Request
Search the entries below. Return every line that has "expanded" in it.

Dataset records

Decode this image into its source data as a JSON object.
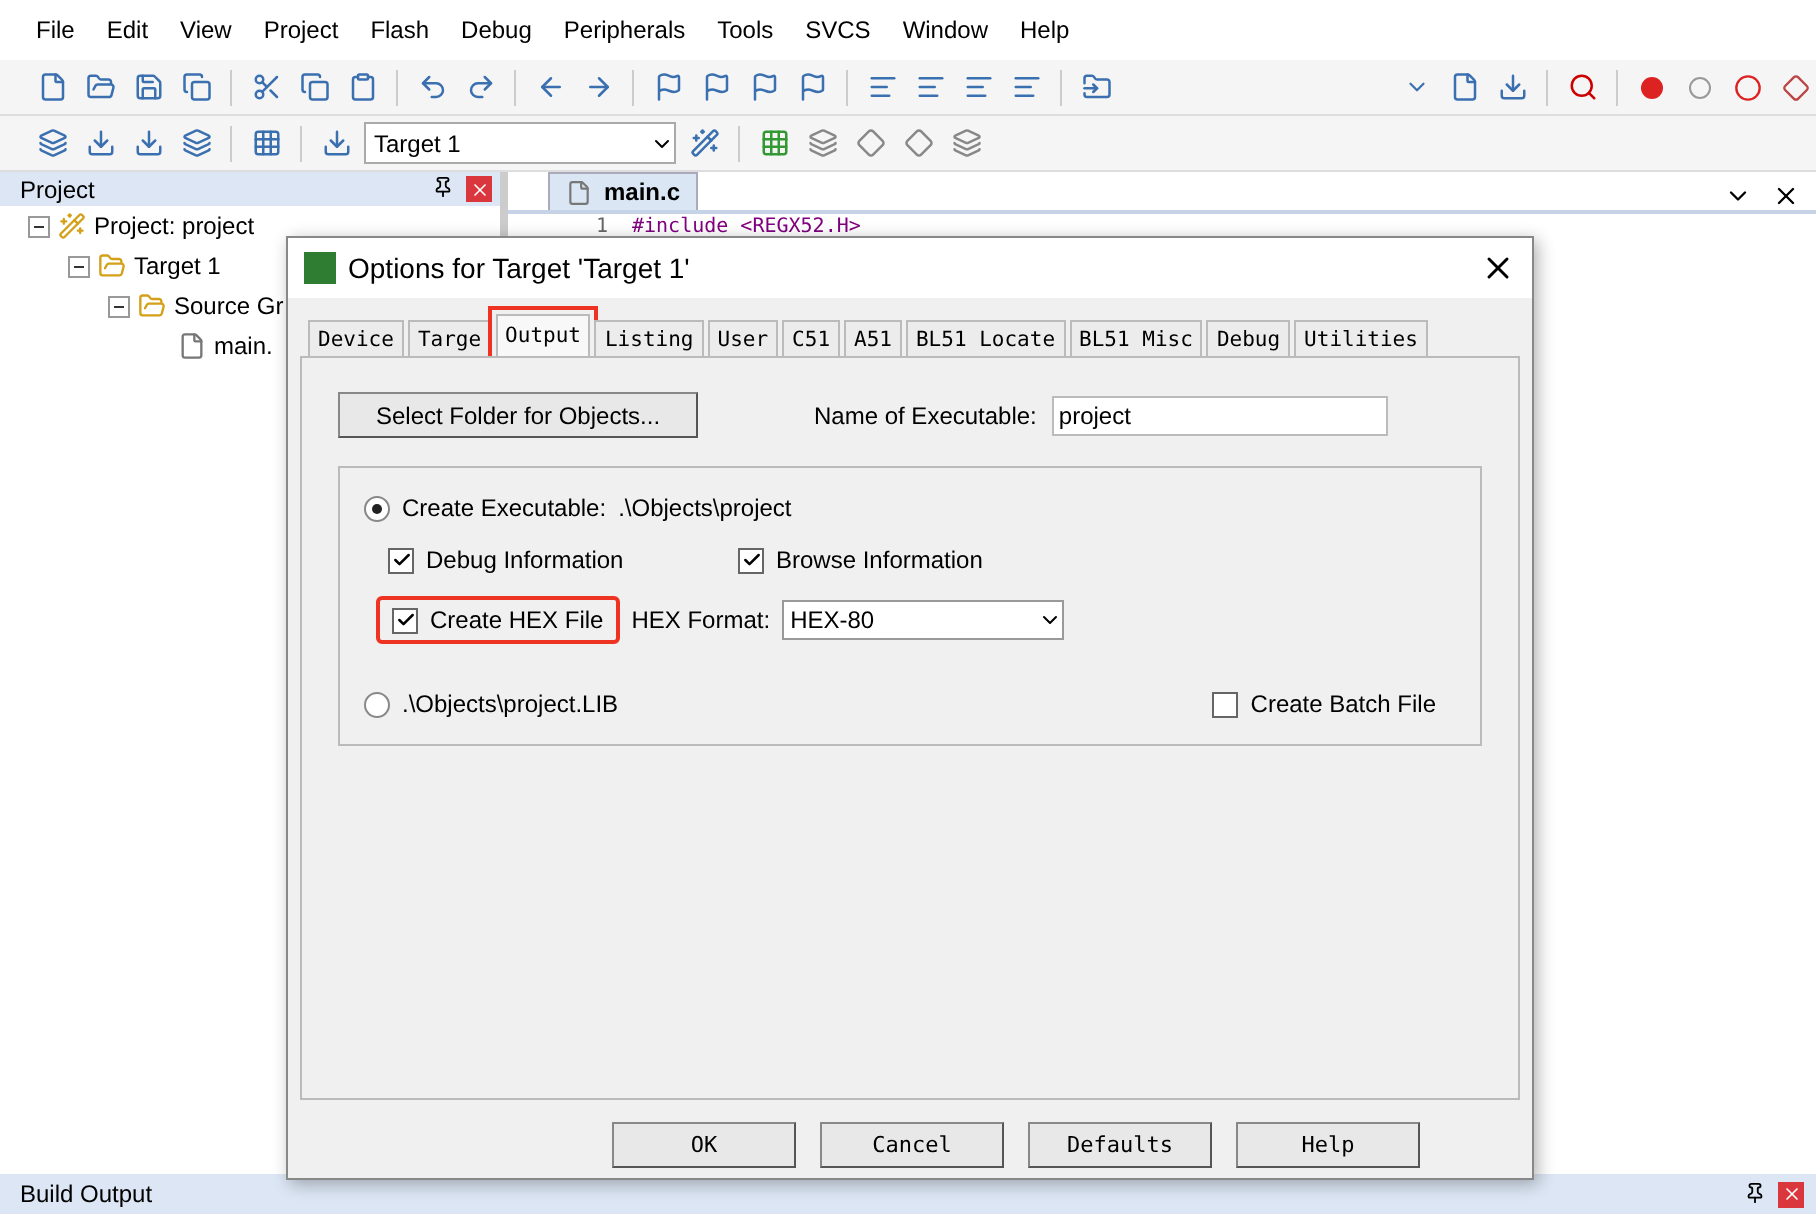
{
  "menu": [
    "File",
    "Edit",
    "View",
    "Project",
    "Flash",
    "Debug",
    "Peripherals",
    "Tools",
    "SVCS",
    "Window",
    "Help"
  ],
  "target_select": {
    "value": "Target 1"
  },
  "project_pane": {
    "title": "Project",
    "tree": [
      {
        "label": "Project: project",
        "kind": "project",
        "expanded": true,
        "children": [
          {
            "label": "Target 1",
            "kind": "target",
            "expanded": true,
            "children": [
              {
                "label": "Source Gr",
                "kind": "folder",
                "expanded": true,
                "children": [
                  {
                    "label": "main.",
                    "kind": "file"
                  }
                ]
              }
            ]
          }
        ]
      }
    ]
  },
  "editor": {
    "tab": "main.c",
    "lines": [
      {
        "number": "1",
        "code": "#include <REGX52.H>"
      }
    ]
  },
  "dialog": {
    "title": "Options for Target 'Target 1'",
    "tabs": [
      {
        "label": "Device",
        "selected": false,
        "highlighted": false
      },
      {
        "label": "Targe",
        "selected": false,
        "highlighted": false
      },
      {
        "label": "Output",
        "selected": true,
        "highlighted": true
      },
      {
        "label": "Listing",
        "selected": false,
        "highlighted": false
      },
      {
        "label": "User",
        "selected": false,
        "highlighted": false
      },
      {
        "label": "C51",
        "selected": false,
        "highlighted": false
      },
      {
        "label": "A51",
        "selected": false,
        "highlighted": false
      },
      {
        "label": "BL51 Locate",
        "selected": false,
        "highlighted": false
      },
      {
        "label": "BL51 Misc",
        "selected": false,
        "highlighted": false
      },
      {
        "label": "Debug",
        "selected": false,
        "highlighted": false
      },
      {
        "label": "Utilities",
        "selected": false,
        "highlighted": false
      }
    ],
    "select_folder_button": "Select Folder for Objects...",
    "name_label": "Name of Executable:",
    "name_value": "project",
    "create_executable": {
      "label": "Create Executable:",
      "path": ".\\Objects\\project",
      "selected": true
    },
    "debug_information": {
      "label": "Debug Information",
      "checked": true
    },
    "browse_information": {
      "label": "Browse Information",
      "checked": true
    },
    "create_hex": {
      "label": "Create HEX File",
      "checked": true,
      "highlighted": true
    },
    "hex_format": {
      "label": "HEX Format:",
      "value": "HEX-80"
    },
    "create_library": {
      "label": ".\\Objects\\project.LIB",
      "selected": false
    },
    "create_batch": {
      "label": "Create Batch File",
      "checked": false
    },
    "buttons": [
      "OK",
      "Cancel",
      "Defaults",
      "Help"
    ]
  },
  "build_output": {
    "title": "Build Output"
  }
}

Finished task
        "expanded": true,
            "expanded": true,
                "expanded": true,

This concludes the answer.